▸ **Job**: Pick every line with "University" from the material below.

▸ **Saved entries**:
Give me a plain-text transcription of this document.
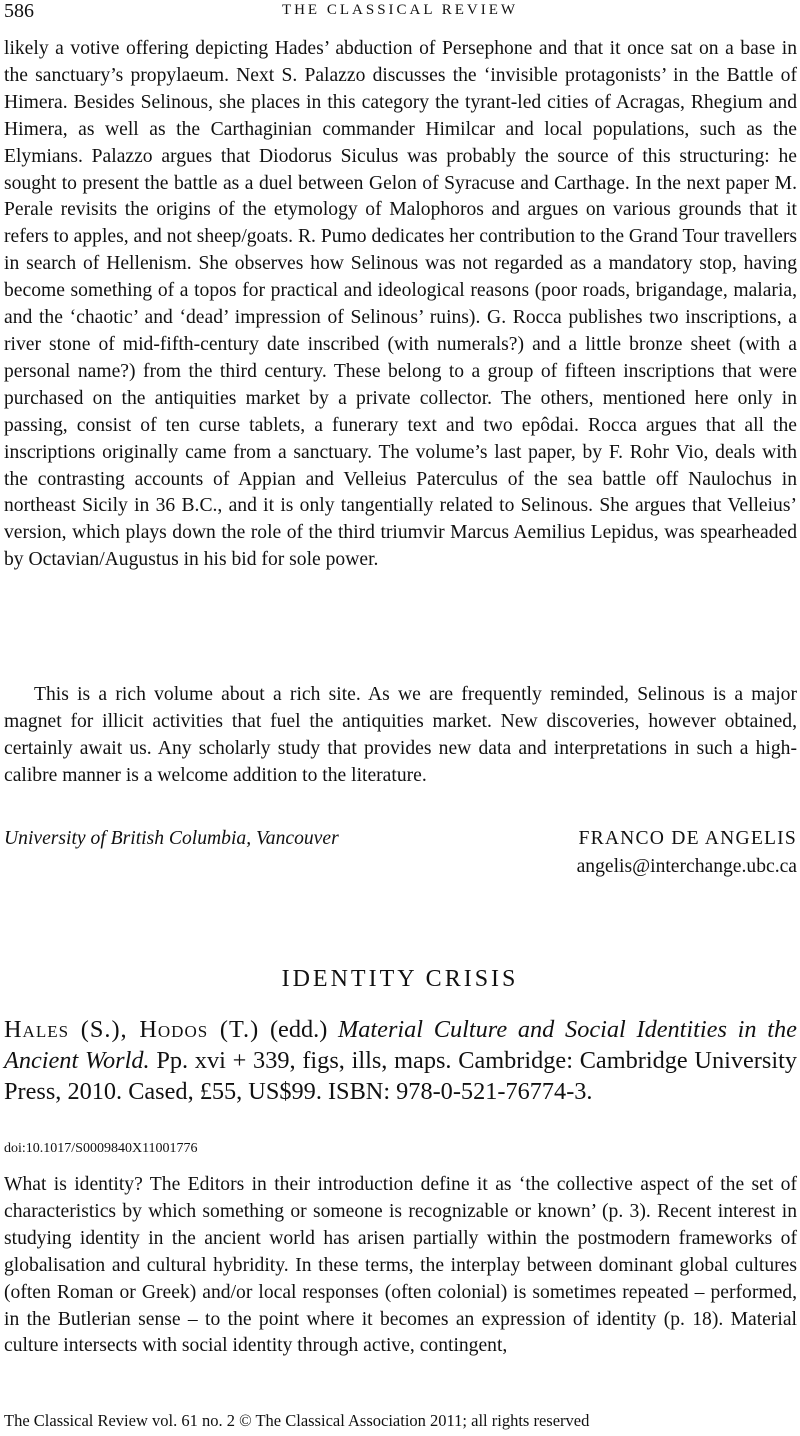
586	THE CLASSICAL REVIEW

likely a votive offering depicting Hades’ abduction of Persephone and that it once sat on a base in the sanctuary’s propylaeum. Next S. Palazzo discusses the ‘invisible protagonists’ in the Battle of Himera. Besides Selinous, she places in this category the tyrant-led cities of Acragas, Rhegium and Himera, as well as the Carthaginian commander Himilcar and local populations, such as the Elymians. Palazzo argues that Diodorus Siculus was probably the source of this structuring: he sought to present the battle as a duel between Gelon of Syracuse and Carthage. In the next paper M. Perale revisits the origins of the etymology of Malophoros and argues on various grounds that it refers to apples, and not sheep/goats. R. Pumo dedicates her contribution to the Grand Tour travellers in search of Hellenism. She observes how Selinous was not regarded as a mandatory stop, having become something of a topos for practical and ideological reasons (poor roads, brigandage, malaria, and the ‘chaotic’ and ‘dead’ impression of Selinous’ ruins). G. Rocca publishes two inscriptions, a river stone of mid-fifth-century date inscribed (with numerals?) and a little bronze sheet (with a personal name?) from the third century. These belong to a group of fifteen inscriptions that were purchased on the antiquities market by a private collector. The others, mentioned here only in passing, consist of ten curse tablets, a funerary text and two epôdai. Rocca argues that all the inscriptions originally came from a sanctuary. The volume’s last paper, by F. Rohr Vio, deals with the contrasting accounts of Appian and Velleius Paterculus of the sea battle off Naulochus in northeast Sicily in 36 B.C., and it is only tangentially related to Selinous. She argues that Velleius’ version, which plays down the role of the third triumvir Marcus Aemilius Lepidus, was spearheaded by Octavian/Augustus in his bid for sole power.

This is a rich volume about a rich site. As we are frequently reminded, Selinous is a major magnet for illicit activities that fuel the antiquities market. New discoveries, however obtained, certainly await us. Any scholarly study that provides new data and interpretations in such a high-calibre manner is a welcome addition to the literature.

University of British Columbia, Vancouver	FRANCO DE ANGELIS
angelis@interchange.ubc.ca
IDENTITY CRISIS
Hales (S.), Hodos (T.) (edd.) Material Culture and Social Identities in the Ancient World. Pp. xvi + 339, figs, ills, maps. Cambridge: Cambridge University Press, 2010. Cased, £55, US$99. ISBN: 978-0-521-76774-3.
doi:10.1017/S0009840X11001776

What is identity? The Editors in their introduction define it as ‘the collective aspect of the set of characteristics by which something or someone is recognizable or known’ (p. 3). Recent interest in studying identity in the ancient world has arisen partially within the postmodern frameworks of globalisation and cultural hybridity. In these terms, the interplay between dominant global cultures (often Roman or Greek) and/or local responses (often colonial) is sometimes repeated – performed, in the Butlerian sense – to the point where it becomes an expression of identity (p. 18). Material culture intersects with social identity through active, contingent,

The Classical Review vol. 61 no. 2 © The Classical Association 2011; all rights reserved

▸ **Solution to the problem**:
University of British Columbia, Vancouver	FRANCO DE ANGELIS
Hales (S.), Hodos (T.) (edd.) Material Culture and Social Identities in the Ancient World. Pp. xvi + 339, figs, ills, maps. Cambridge: Cambridge University Press, 2010. Cased, £55, US$99. ISBN: 978-0-521-76774-3.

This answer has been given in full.